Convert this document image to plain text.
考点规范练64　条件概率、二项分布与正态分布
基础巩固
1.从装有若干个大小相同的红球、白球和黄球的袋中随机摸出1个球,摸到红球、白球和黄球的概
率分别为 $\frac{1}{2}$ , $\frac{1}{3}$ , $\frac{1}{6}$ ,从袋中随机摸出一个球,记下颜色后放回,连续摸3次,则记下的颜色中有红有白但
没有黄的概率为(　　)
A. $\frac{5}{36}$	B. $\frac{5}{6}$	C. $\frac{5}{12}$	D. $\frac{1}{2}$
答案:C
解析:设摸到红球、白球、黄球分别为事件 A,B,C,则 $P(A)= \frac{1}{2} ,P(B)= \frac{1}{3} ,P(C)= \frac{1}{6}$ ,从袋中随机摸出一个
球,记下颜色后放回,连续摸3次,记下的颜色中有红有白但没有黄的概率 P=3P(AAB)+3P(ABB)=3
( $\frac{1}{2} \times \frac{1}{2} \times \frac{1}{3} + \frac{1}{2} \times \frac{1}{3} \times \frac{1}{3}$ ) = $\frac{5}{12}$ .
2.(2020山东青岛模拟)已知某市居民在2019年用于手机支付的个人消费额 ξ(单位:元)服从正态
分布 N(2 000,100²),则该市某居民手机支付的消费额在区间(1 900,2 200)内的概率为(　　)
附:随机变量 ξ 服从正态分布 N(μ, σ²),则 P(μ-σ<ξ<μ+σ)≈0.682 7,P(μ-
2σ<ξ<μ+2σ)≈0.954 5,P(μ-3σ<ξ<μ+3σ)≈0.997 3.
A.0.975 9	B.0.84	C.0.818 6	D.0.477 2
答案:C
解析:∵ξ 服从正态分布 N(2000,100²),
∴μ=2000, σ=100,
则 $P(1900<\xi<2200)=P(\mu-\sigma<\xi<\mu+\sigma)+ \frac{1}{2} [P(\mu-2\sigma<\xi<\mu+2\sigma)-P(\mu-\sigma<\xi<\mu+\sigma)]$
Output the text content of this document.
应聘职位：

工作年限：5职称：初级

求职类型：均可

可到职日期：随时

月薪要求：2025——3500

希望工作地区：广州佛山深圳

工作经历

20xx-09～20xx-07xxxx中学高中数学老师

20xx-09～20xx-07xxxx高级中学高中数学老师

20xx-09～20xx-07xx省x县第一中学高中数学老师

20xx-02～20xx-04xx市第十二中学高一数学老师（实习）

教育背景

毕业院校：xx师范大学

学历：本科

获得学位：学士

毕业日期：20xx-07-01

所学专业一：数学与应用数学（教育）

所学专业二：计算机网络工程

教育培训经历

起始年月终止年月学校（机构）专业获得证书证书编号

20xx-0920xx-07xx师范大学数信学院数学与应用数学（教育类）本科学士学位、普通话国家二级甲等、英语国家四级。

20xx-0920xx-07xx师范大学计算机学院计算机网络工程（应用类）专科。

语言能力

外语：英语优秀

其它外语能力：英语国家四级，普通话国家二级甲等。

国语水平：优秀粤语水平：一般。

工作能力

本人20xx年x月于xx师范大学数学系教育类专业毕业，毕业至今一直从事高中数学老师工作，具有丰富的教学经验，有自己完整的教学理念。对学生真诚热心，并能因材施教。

====

Find how many lines hold the string "text", and state that number alone.

2